[Records from a collection of figures]
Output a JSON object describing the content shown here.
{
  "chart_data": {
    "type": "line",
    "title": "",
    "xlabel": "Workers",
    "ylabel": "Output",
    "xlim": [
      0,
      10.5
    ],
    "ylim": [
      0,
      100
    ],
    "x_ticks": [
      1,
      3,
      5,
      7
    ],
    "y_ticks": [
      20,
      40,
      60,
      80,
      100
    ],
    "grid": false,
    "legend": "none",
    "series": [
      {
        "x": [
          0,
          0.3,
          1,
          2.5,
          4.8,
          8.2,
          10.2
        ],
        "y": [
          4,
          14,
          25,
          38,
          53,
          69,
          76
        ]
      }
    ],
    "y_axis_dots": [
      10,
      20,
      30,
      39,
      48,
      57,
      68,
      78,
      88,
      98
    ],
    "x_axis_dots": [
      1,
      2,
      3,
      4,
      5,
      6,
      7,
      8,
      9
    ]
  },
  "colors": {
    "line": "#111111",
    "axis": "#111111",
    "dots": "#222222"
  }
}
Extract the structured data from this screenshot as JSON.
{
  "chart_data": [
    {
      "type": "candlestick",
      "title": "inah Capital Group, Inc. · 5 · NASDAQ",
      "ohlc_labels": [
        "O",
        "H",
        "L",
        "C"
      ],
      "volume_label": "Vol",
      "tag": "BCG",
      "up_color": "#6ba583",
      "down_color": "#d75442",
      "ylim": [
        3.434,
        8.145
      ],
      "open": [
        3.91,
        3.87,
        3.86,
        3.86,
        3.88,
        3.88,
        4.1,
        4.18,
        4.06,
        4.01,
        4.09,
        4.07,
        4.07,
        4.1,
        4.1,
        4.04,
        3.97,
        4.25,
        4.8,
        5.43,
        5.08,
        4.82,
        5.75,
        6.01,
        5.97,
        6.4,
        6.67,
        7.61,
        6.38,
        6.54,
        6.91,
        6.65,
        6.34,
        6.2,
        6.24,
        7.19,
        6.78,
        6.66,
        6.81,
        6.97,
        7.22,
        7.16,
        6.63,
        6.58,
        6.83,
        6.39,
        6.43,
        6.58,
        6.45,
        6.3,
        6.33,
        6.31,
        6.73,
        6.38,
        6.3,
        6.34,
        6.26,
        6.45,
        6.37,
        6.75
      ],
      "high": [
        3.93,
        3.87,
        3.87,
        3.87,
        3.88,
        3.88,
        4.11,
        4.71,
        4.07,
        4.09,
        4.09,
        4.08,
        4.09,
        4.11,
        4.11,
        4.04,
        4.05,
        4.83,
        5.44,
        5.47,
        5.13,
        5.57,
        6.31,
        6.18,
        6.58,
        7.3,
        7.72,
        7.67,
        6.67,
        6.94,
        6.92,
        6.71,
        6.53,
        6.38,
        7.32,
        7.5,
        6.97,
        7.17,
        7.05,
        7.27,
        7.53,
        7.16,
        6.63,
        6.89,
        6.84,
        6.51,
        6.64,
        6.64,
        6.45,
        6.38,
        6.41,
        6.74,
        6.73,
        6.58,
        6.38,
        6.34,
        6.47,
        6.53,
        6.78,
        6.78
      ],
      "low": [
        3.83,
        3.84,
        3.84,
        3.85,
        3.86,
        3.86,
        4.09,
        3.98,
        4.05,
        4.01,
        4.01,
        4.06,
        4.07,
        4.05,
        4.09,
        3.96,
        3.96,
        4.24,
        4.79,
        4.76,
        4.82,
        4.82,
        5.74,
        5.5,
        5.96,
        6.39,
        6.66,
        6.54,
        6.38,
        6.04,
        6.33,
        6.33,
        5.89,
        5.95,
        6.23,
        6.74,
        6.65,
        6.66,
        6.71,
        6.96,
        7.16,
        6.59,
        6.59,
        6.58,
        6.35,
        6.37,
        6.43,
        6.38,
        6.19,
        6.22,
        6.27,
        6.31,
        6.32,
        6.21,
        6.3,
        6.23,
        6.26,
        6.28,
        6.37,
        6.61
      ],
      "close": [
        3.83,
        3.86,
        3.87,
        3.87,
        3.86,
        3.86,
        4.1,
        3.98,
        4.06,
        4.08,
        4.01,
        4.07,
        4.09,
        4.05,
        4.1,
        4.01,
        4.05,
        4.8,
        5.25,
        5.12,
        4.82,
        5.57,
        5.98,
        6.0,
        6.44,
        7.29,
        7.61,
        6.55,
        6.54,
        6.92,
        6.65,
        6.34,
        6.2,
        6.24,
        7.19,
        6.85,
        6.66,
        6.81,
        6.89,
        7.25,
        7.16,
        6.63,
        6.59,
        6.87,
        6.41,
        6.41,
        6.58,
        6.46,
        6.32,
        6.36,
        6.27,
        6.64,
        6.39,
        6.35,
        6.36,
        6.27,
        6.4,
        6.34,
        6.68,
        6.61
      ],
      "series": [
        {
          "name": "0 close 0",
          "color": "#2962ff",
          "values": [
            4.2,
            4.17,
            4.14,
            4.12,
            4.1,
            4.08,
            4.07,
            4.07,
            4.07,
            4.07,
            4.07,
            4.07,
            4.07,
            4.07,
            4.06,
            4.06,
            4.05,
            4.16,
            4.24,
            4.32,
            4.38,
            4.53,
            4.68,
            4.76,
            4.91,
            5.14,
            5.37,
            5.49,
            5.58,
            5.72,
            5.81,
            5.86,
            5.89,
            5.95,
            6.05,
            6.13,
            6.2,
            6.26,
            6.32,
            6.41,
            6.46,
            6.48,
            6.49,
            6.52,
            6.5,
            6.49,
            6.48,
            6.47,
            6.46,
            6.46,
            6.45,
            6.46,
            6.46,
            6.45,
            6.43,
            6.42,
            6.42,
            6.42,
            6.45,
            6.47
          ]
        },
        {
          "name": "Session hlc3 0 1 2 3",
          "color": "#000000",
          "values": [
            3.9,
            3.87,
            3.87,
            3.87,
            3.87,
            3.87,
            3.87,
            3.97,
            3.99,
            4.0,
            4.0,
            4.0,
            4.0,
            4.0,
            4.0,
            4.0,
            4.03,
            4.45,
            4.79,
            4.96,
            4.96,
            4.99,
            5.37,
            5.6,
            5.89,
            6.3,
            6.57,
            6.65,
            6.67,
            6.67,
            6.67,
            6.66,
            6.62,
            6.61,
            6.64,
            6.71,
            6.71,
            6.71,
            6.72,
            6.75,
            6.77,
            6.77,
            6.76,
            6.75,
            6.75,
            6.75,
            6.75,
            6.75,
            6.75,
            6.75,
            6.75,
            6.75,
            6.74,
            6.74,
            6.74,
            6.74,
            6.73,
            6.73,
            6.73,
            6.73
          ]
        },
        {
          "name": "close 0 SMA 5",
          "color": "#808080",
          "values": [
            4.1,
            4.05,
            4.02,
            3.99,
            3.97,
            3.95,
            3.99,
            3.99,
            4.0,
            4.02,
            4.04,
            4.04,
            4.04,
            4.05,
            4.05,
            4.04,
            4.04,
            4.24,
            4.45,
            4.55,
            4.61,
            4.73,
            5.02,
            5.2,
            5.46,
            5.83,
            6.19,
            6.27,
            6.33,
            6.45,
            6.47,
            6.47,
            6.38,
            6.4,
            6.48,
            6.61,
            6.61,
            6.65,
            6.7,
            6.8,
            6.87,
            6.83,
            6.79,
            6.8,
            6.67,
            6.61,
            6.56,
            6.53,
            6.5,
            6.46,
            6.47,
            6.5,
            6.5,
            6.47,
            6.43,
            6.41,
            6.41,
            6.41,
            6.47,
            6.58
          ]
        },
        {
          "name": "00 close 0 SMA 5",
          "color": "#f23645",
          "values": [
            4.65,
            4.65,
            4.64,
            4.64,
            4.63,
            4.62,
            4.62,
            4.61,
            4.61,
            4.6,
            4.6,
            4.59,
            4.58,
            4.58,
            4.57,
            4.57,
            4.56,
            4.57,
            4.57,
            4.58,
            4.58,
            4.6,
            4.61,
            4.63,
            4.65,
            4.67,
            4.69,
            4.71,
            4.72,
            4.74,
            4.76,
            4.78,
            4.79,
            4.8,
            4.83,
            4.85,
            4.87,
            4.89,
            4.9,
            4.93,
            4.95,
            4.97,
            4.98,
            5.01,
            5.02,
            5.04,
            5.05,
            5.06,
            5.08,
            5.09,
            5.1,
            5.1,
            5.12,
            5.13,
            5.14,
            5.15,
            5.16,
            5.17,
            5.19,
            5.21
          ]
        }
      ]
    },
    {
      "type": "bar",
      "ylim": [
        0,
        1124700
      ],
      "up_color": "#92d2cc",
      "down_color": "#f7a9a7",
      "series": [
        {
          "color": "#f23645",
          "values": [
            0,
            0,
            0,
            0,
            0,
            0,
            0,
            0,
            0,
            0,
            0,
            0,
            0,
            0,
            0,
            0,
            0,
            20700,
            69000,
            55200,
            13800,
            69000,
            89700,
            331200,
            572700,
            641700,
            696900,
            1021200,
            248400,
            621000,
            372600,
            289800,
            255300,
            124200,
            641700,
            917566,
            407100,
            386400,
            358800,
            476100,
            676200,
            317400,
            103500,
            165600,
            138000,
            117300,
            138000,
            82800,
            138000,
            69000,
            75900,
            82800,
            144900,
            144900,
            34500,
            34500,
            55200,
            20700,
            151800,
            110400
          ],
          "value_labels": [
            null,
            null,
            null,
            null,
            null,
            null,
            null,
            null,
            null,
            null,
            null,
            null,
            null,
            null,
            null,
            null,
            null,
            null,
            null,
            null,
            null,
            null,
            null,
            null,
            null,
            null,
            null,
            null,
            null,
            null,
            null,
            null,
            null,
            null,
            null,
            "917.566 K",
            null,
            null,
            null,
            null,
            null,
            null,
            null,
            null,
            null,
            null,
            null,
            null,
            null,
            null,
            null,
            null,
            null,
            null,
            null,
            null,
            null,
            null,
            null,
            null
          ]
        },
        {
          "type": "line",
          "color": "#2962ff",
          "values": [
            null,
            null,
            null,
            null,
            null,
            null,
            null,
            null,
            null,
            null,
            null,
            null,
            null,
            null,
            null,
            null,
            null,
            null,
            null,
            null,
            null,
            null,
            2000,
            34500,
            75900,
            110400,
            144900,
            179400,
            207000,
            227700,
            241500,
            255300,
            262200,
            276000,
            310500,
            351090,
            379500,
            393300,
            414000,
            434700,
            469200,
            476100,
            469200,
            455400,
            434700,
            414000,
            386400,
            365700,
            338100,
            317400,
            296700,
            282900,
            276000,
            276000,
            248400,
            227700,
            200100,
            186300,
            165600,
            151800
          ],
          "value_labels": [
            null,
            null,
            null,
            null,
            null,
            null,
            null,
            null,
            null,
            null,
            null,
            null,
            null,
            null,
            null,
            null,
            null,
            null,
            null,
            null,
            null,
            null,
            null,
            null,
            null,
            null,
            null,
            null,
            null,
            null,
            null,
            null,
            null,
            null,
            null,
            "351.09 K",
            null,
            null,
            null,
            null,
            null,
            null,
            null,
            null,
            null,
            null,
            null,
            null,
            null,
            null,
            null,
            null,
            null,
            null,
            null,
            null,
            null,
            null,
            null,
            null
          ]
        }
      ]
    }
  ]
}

> Written problem
Search the data above for the string "JSON" and copy each line that has it.

> Answer to the exercise
Output a JSON object describing the content shown here.
Extract the structured data from this screenshot as JSON.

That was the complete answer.